▼

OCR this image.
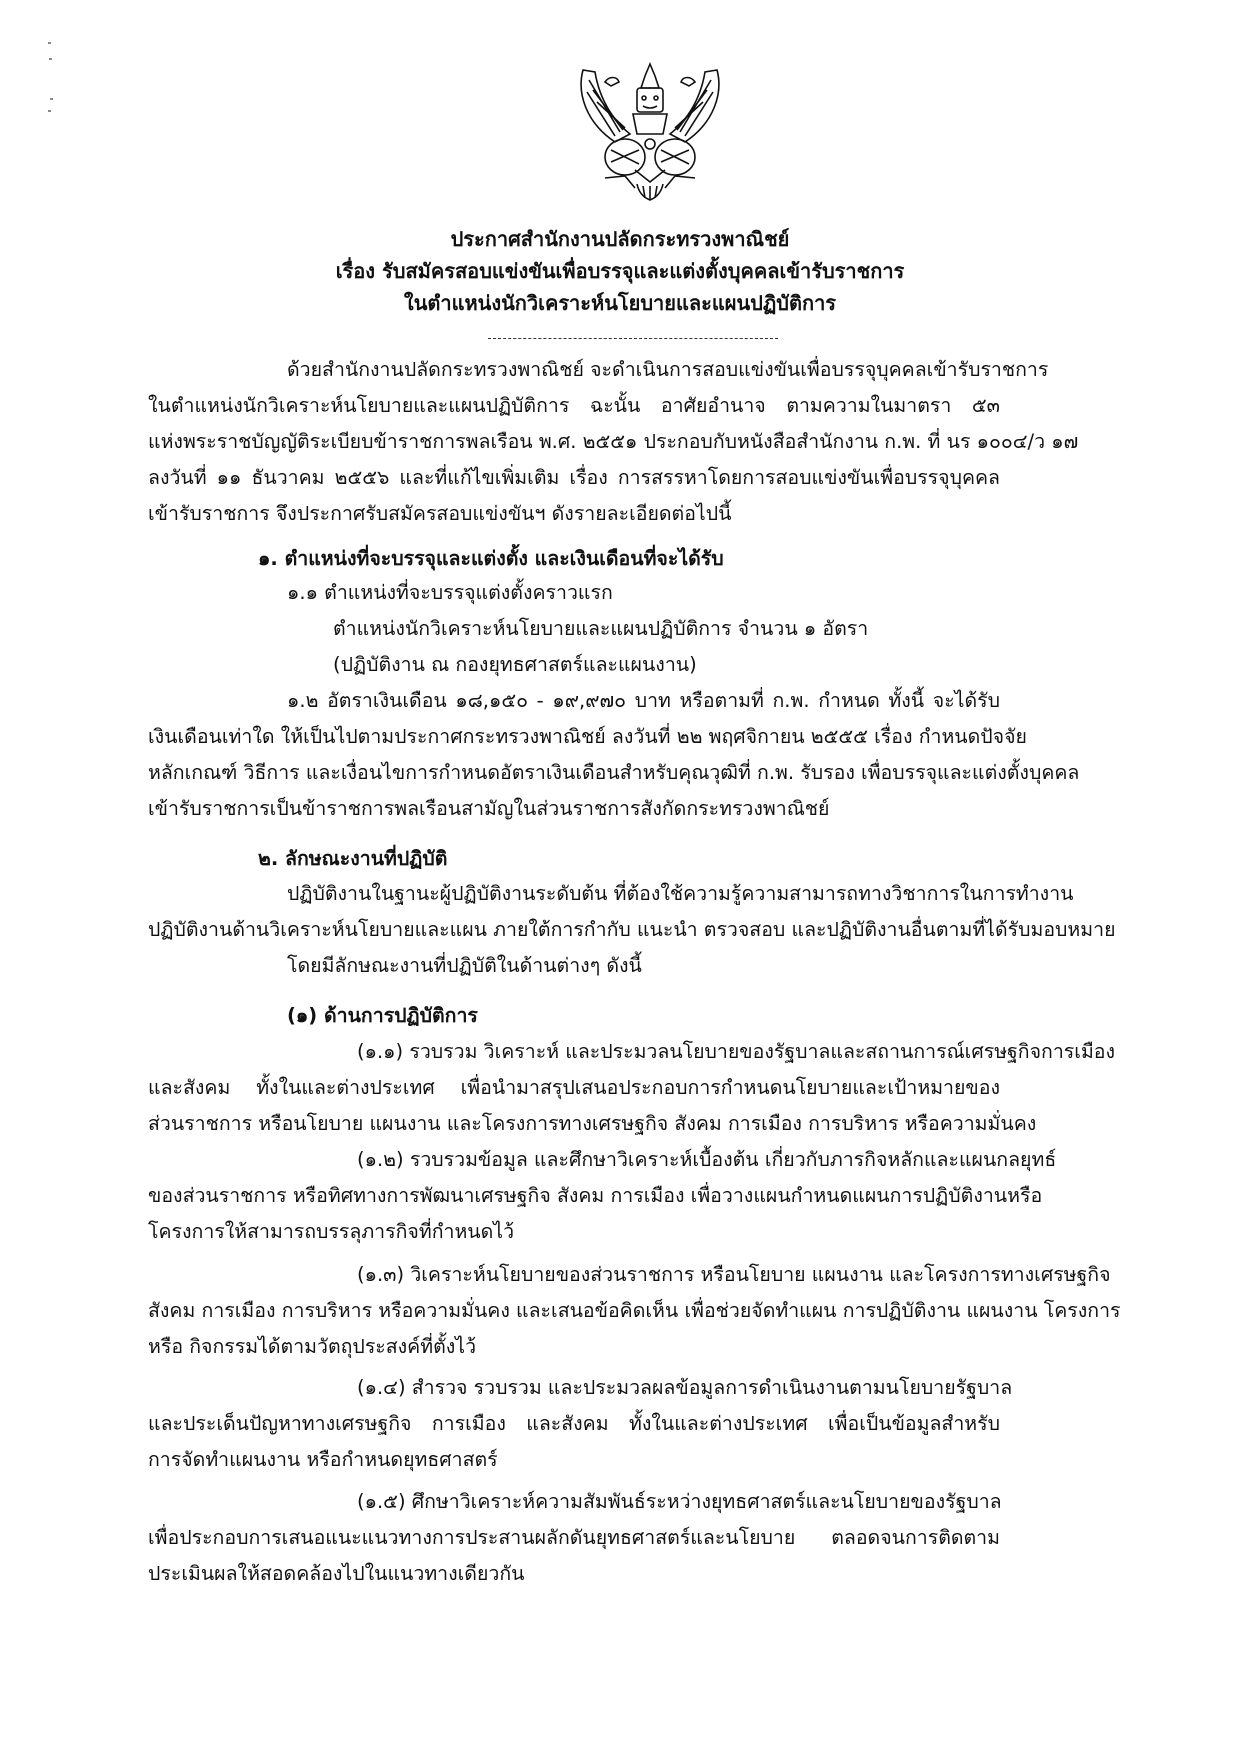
ประกาศสำนักงานปลัดกระทรวงพาณิชย์
เรื่อง รับสมัครสอบแข่งขันเพื่อบรรจุและแต่งตั้งบุคคลเข้ารับราชการ
ในตำแหน่งนักวิเคราะห์นโยบายและแผนปฏิบัติการ
ด้วยสำนักงานปลัดกระทรวงพาณิชย์ จะดำเนินการสอบแข่งขันเพื่อบรรจุบุคคลเข้ารับราชการ
ในตำแหน่งนักวิเคราะห์นโยบายและแผนปฏิบัติการ ฉะนั้น อาศัยอำนาจ ตามความในมาตรา ๕๓
แห่งพระราชบัญญัติระเบียบข้าราชการพลเรือน พ.ศ. ๒๕๕๑ ประกอบกับหนังสือสำนักงาน ก.พ. ที่ นร ๑๐๐๔/ว ๑๗
ลงวันที่ ๑๑ ธันวาคม ๒๕๕๖ และที่แก้ไขเพิ่มเติม เรื่อง การสรรหาโดยการสอบแข่งขันเพื่อบรรจุบุคคล
เข้ารับราชการ จึงประกาศรับสมัครสอบแข่งขันฯ ดังรายละเอียดต่อไปนี้
๑. ตำแหน่งที่จะบรรจุและแต่งตั้ง และเงินเดือนที่จะได้รับ
๑.๑ ตำแหน่งที่จะบรรจุแต่งตั้งคราวแรก
ตำแหน่งนักวิเคราะห์นโยบายและแผนปฏิบัติการ จำนวน ๑ อัตรา
(ปฏิบัติงาน ณ กองยุทธศาสตร์และแผนงาน)
๑.๒ อัตราเงินเดือน ๑๘,๑๕๐ - ๑๙,๙๗๐ บาท หรือตามที่ ก.พ. กำหนด ทั้งนี้ จะได้รับ
เงินเดือนเท่าใด ให้เป็นไปตามประกาศกระทรวงพาณิชย์ ลงวันที่ ๒๒ พฤศจิกายน ๒๕๕๕ เรื่อง กำหนดปัจจัย
หลักเกณฑ์ วิธีการ และเงื่อนไขการกำหนดอัตราเงินเดือนสำหรับคุณวุฒิที่ ก.พ. รับรอง เพื่อบรรจุและแต่งตั้งบุคคล
เข้ารับราชการเป็นข้าราชการพลเรือนสามัญในส่วนราชการสังกัดกระทรวงพาณิชย์
๒. ลักษณะงานที่ปฏิบัติ
ปฏิบัติงานในฐานะผู้ปฏิบัติงานระดับต้น ที่ต้องใช้ความรู้ความสามารถทางวิชาการในการทำงาน
ปฏิบัติงานด้านวิเคราะห์นโยบายและแผน ภายใต้การกำกับ แนะนำ ตรวจสอบ และปฏิบัติงานอื่นตามที่ได้รับมอบหมาย
โดยมีลักษณะงานที่ปฏิบัติในด้านต่างๆ ดังนี้
(๑) ด้านการปฏิบัติการ
(๑.๑) รวบรวม วิเคราะห์ และประมวลนโยบายของรัฐบาลและสถานการณ์เศรษฐกิจการเมือง
และสังคม ทั้งในและต่างประเทศ เพื่อนำมาสรุปเสนอประกอบการกำหนดนโยบายและเป้าหมายของ
ส่วนราชการ หรือนโยบาย แผนงาน และโครงการทางเศรษฐกิจ สังคม การเมือง การบริหาร หรือความมั่นคง
(๑.๒) รวบรวมข้อมูล และศึกษาวิเคราะห์เบื้องต้น เกี่ยวกับภารกิจหลักและแผนกลยุทธ์
ของส่วนราชการ หรือทิศทางการพัฒนาเศรษฐกิจ สังคม การเมือง เพื่อวางแผนกำหนดแผนการปฏิบัติงานหรือ
โครงการให้สามารถบรรลุภารกิจที่กำหนดไว้
(๑.๓) วิเคราะห์นโยบายของส่วนราชการ หรือนโยบาย แผนงาน และโครงการทางเศรษฐกิจ
สังคม การเมือง การบริหาร หรือความมั่นคง และเสนอข้อคิดเห็น เพื่อช่วยจัดทำแผน การปฏิบัติงาน แผนงาน โครงการ
หรือ กิจกรรมได้ตามวัตถุประสงค์ที่ตั้งไว้
(๑.๔) สำรวจ รวบรวม และประมวลผลข้อมูลการดำเนินงานตามนโยบายรัฐบาล
และประเด็นปัญหาทางเศรษฐกิจ การเมือง และสังคม ทั้งในและต่างประเทศ เพื่อเป็นข้อมูลสำหรับ
การจัดทำแผนงาน หรือกำหนดยุทธศาสตร์
(๑.๕) ศึกษาวิเคราะห์ความสัมพันธ์ระหว่างยุทธศาสตร์และนโยบายของรัฐบาล
เพื่อประกอบการเสนอแนะแนวทางการประสานผลักดันยุทธศาสตร์และนโยบาย ตลอดจนการติดตาม
ประเมินผลให้สอดคล้องไปในแนวทางเดียวกัน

▲

Gather each line of the listing containing the word "และเง" and show it.

THE OUTPUT:
๑. ตำแหน่งที่จะบรรจุและแต่งตั้ง และเงินเดือนที่จะได้รับ
หลักเกณฑ์ วิธีการ และเงื่อนไขการกำหนดอัตราเงินเดือนสำหรับคุณวุฒิที่ ก.พ. รับรอง เพื่อบรรจุและแต่งตั้งบุคคล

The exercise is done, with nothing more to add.